Records from a collection
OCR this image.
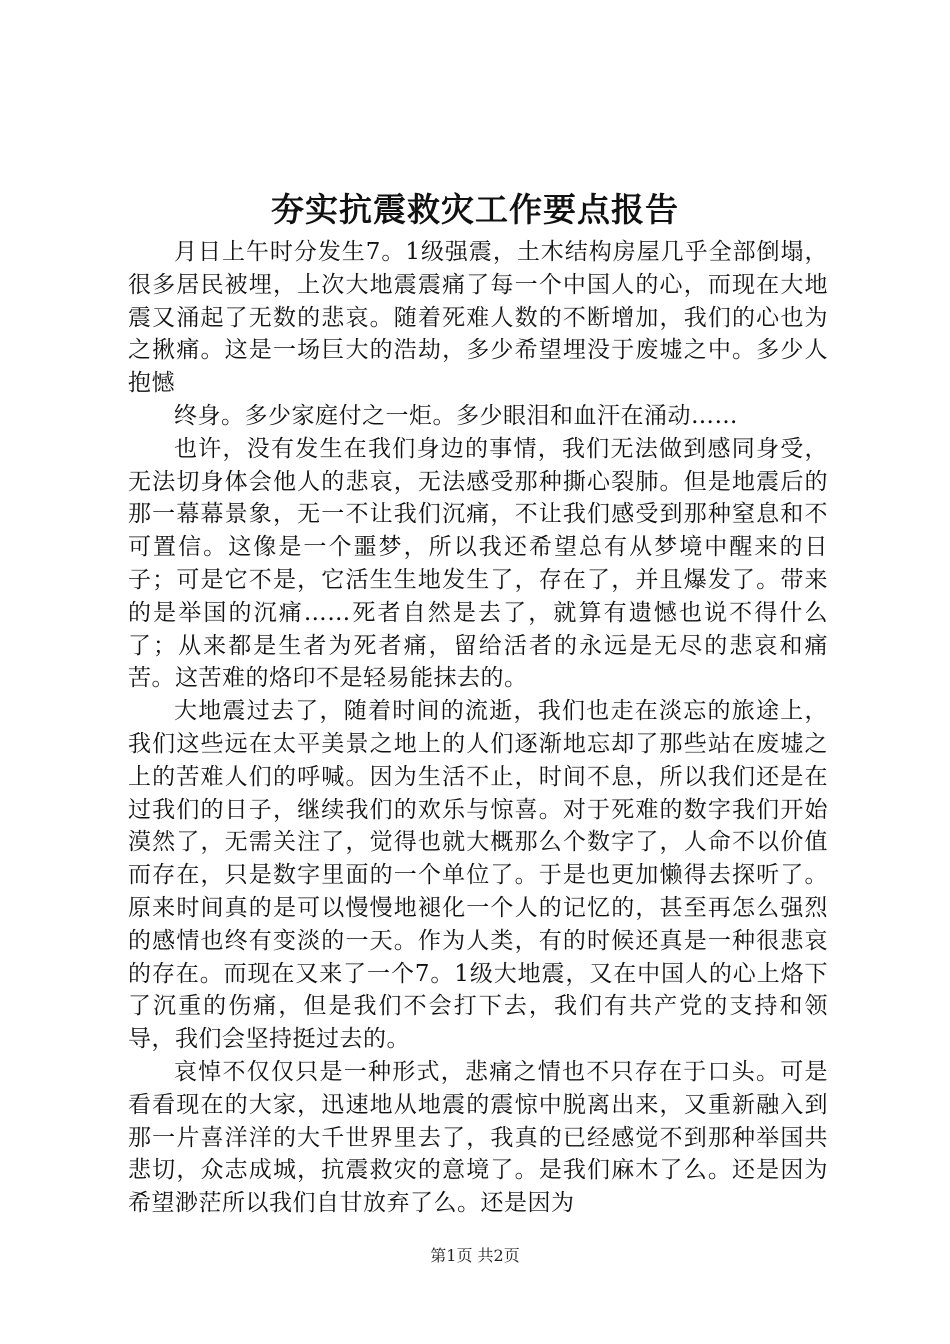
夯实抗震救灾工作要点报告

月日上午时分发生7。1级强震，土木结构房屋几乎全部倒塌，很多居民被埋，上次大地震震痛了每一个中国人的心，而现在大地震又涌起了无数的悲哀。随着死难人数的不断增加，我们的心也为之揪痛。这是一场巨大的浩劫，多少希望埋没于废墟之中。多少人抱憾

终身。多少家庭付之一炬。多少眼泪和血汗在涌动……

也许，没有发生在我们身边的事情，我们无法做到感同身受，无法切身体会他人的悲哀，无法感受那种撕心裂肺。但是地震后的那一幕幕景象，无一不让我们沉痛，不让我们感受到那种窒息和不可置信。这像是一个噩梦，所以我还希望总有从梦境中醒来的日子；可是它不是，它活生生地发生了，存在了，并且爆发了。带来的是举国的沉痛……死者自然是去了，就算有遗憾也说不得什么了；从来都是生者为死者痛，留给活者的永远是无尽的悲哀和痛苦。这苦难的烙印不是轻易能抹去的。

大地震过去了，随着时间的流逝，我们也走在淡忘的旅途上，我们这些远在太平美景之地上的人们逐渐地忘却了那些站在废墟之上的苦难人们的呼喊。因为生活不止，时间不息，所以我们还是在过我们的日子，继续我们的欢乐与惊喜。对于死难的数字我们开始漠然了，无需关注了，觉得也就大概那么个数字了，人命不以价值而存在，只是数字里面的一个单位了。于是也更加懒得去探听了。原来时间真的是可以慢慢地褪化一个人的记忆的，甚至再怎么强烈的感情也终有变淡的一天。作为人类，有的时候还真是一种很悲哀的存在。而现在又来了一个7。1级大地震，又在中国人的心上烙下了沉重的伤痛，但是我们不会打下去，我们有共产党的支持和领导，我们会坚持挺过去的。

哀悼不仅仅只是一种形式，悲痛之情也不只存在于口头。可是看看现在的大家，迅速地从地震的震惊中脱离出来，又重新融入到那一片喜洋洋的大千世界里去了，我真的已经感觉不到那种举国共悲切，众志成城，抗震救灾的意境了。是我们麻木了么。还是因为希望渺茫所以我们自甘放弃了么。还是因为

第1页 共2页
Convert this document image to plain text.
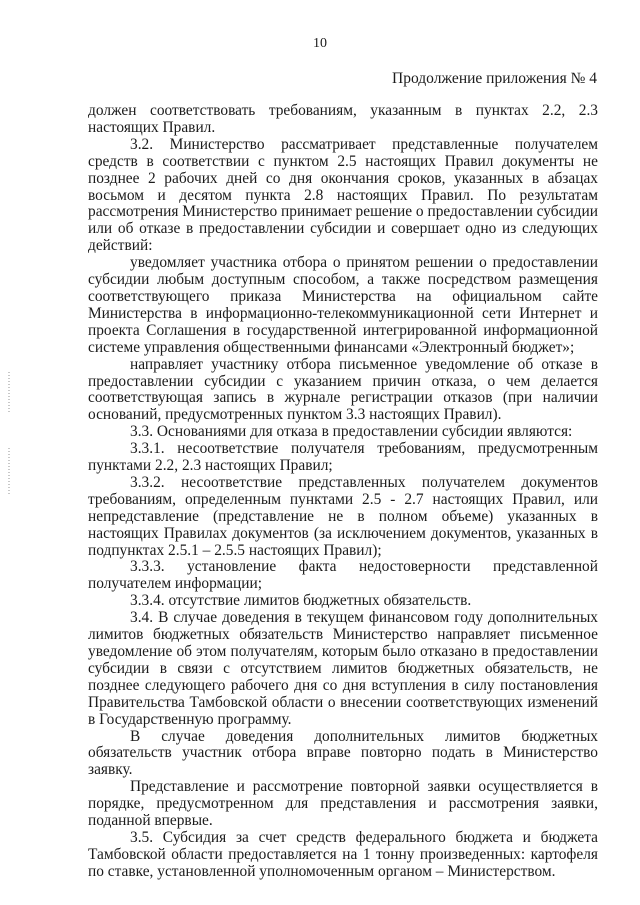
10
Продолжение приложения № 4

должен соответствовать требованиям, указанным в пунктах 2.2, 2.3 настоящих Правил.

3.2. Министерство рассматривает представленные получателем средств в соответствии с пунктом 2.5 настоящих Правил документы не позднее 2 рабочих дней со дня окончания сроков, указанных в абзацах восьмом и десятом пункта 2.8 настоящих Правил. По результатам рассмотрения Министерство принимает решение о предоставлении субсидии или об отказе в предоставлении субсидии и совершает одно из следующих действий:

уведомляет участника отбора о принятом решении о предоставлении субсидии любым доступным способом, а также посредством размещения соответствующего приказа Министерства на официальном сайте Министерства в информационно-телекоммуникационной сети Интернет и проекта Соглашения в государственной интегрированной информационной системе управления общественными финансами «Электронный бюджет»;

направляет участнику отбора письменное уведомление об отказе в предоставлении субсидии с указанием причин отказа, о чем делается соответствующая запись в журнале регистрации отказов (при наличии оснований, предусмотренных пунктом 3.3 настоящих Правил).

3.3. Основаниями для отказа в предоставлении субсидии являются:

3.3.1. несоответствие получателя требованиям, предусмотренным пунктами 2.2, 2.3 настоящих Правил;

3.3.2. несоответствие представленных получателем документов требованиям, определенным пунктами 2.5 - 2.7 настоящих Правил, или непредставление (представление не в полном объеме) указанных в настоящих Правилах документов (за исключением документов, указанных в подпунктах 2.5.1 – 2.5.5 настоящих Правил);

3.3.3. установление факта недостоверности представленной получателем информации;

3.3.4. отсутствие лимитов бюджетных обязательств.

3.4. В случае доведения в текущем финансовом году дополнительных лимитов бюджетных обязательств Министерство направляет письменное уведомление об этом получателям, которым было отказано в предоставлении субсидии в связи с отсутствием лимитов бюджетных обязательств, не позднее следующего рабочего дня со дня вступления в силу постановления Правительства Тамбовской области о внесении соответствующих изменений в Государственную программу.

В случае доведения дополнительных лимитов бюджетных обязательств участник отбора вправе повторно подать в Министерство заявку.

Представление и рассмотрение повторной заявки осуществляется в порядке, предусмотренном для представления и рассмотрения заявки, поданной впервые.

3.5. Субсидия за счет средств федерального бюджета и бюджета Тамбовской области предоставляется на 1 тонну произведенных: картофеля по ставке, установленной уполномоченным органом – Министерством.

> _Written problem_
State how many lines above include the word "направляет", and nothing more.

> _Finished exercise_
2